Exercise:
Transcribe all the records exactly and omit any images they hold.

[Rows from a dataset]

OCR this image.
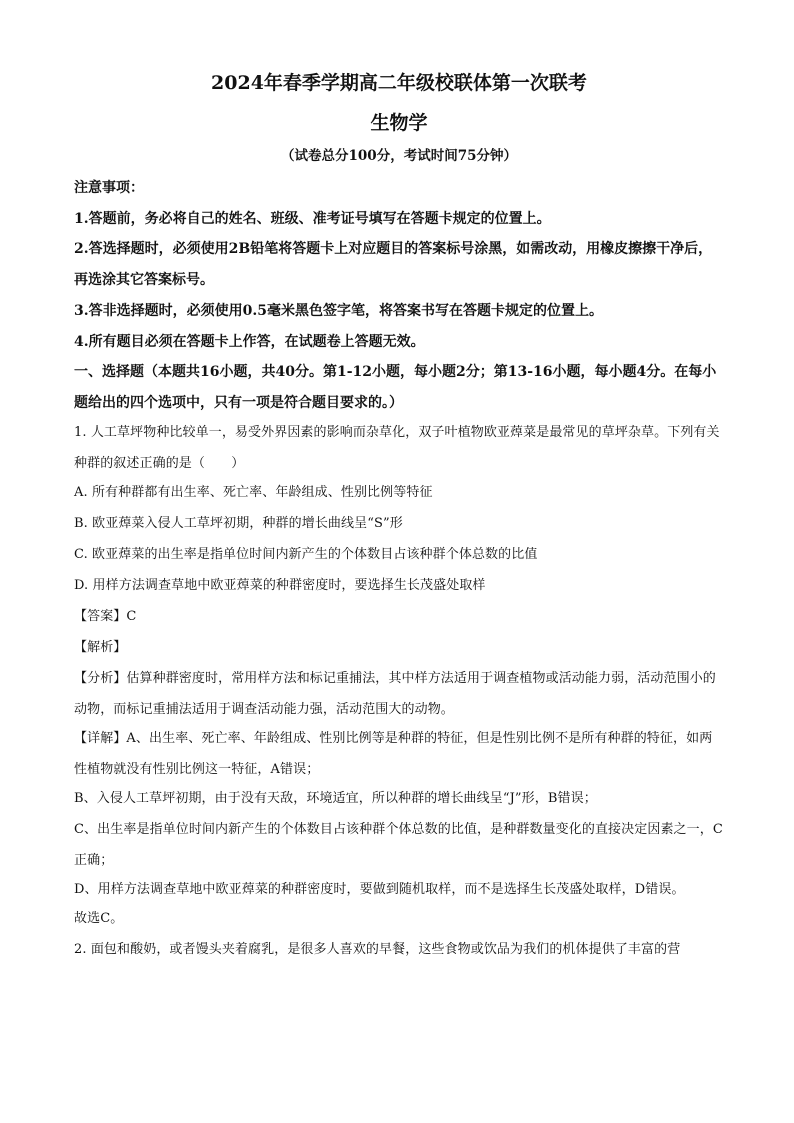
2024年春季学期高二年级校联体第一次联考
生物学
（试卷总分100分，考试时间75分钟）
注意事项：
1.答题前，务必将自己的姓名、班级、准考证号填写在答题卡规定的位置上。
2.答选择题时，必须使用2B铅笔将答题卡上对应题目的答案标号涂黑，如需改动，用橡皮擦擦干净后，再选涂其它答案标号。
3.答非选择题时，必须使用0.5毫米黑色签字笔，将答案书写在答题卡规定的位置上。
4.所有题目必须在答题卡上作答，在试题卷上答题无效。
一、选择题（本题共16小题，共40分。第1-12小题，每小题2分；第13-16小题，每小题4分。在每小题给出的四个选项中，只有一项是符合题目要求的。）
1. 人工草坪物种比较单一，易受外界因素的影响而杂草化，双子叶植物欧亚蔊菜是最常见的草坪杂草。下列有关种群的叙述正确的是（　　）
A. 所有种群都有出生率、死亡率、年龄组成、性别比例等特征
B. 欧亚蔊菜入侵人工草坪初期，种群的增长曲线呈“S”形
C. 欧亚蔊菜的出生率是指单位时间内新产生的个体数目占该种群个体总数的比值
D. 用样方法调查草地中欧亚蔊菜的种群密度时，要选择生长茂盛处取样
【答案】C
【解析】
【分析】估算种群密度时，常用样方法和标记重捕法，其中样方法适用于调查植物或活动能力弱，活动范围小的动物，而标记重捕法适用于调查活动能力强，活动范围大的动物。
【详解】A、出生率、死亡率、年龄组成、性别比例等是种群的特征，但是性别比例不是所有种群的特征，如两性植物就没有性别比例这一特征，A错误；
B、入侵人工草坪初期，由于没有天敌，环境适宜，所以种群的增长曲线呈“J”形，B错误；
C、出生率是指单位时间内新产生的个体数目占该种群个体总数的比值，是种群数量变化的直接决定因素之一，C正确；
D、用样方法调查草地中欧亚蔊菜的种群密度时，要做到随机取样，而不是选择生长茂盛处取样，D错误。
故选C。
2. 面包和酸奶，或者馒头夹着腐乳，是很多人喜欢的早餐，这些食物或饮品为我们的机体提供了丰富的营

Solution to this problem:
OCR this image.
2024年春季学期高二年级校联体第一次联考
生物学
（试卷总分100分，考试时间75分钟）
注意事项：
1.答题前，务必将自己的姓名、班级、准考证号填写在答题卡规定的位置上。
2.答选择题时，必须使用2B铅笔将答题卡上对应题目的答案标号涂黑，如需改动，用橡皮擦擦干净后，再选涂其它答案标号。
3.答非选择题时，必须使用0.5毫米黑色签字笔，将答案书写在答题卡规定的位置上。
4.所有题目必须在答题卡上作答，在试题卷上答题无效。
一、选择题（本题共16小题，共40分。第1-12小题，每小题2分；第13-16小题，每小题4分。在每小题给出的四个选项中，只有一项是符合题目要求的。）
1. 人工草坪物种比较单一，易受外界因素的影响而杂草化，双子叶植物欧亚蔊菜是最常见的草坪杂草。下列有关种群的叙述正确的是（　　）
A. 所有种群都有出生率、死亡率、年龄组成、性别比例等特征
B. 欧亚蔊菜入侵人工草坪初期，种群的增长曲线呈“S”形
C. 欧亚蔊菜的出生率是指单位时间内新产生的个体数目占该种群个体总数的比值
D. 用样方法调查草地中欧亚蔊菜的种群密度时，要选择生长茂盛处取样
【答案】C
【解析】
【分析】估算种群密度时，常用样方法和标记重捕法，其中样方法适用于调查植物或活动能力弱，活动范围小的动物，而标记重捕法适用于调查活动能力强，活动范围大的动物。
【详解】A、出生率、死亡率、年龄组成、性别比例等是种群的特征，但是性别比例不是所有种群的特征，如两性植物就没有性别比例这一特征，A错误；
B、入侵人工草坪初期，由于没有天敌，环境适宜，所以种群的增长曲线呈“J”形，B错误；
C、出生率是指单位时间内新产生的个体数目占该种群个体总数的比值，是种群数量变化的直接决定因素之一，C正确；
D、用样方法调查草地中欧亚蔊菜的种群密度时，要做到随机取样，而不是选择生长茂盛处取样，D错误。
故选C。
2. 面包和酸奶，或者馒头夹着腐乳，是很多人喜欢的早餐，这些食物或饮品为我们的机体提供了丰富的营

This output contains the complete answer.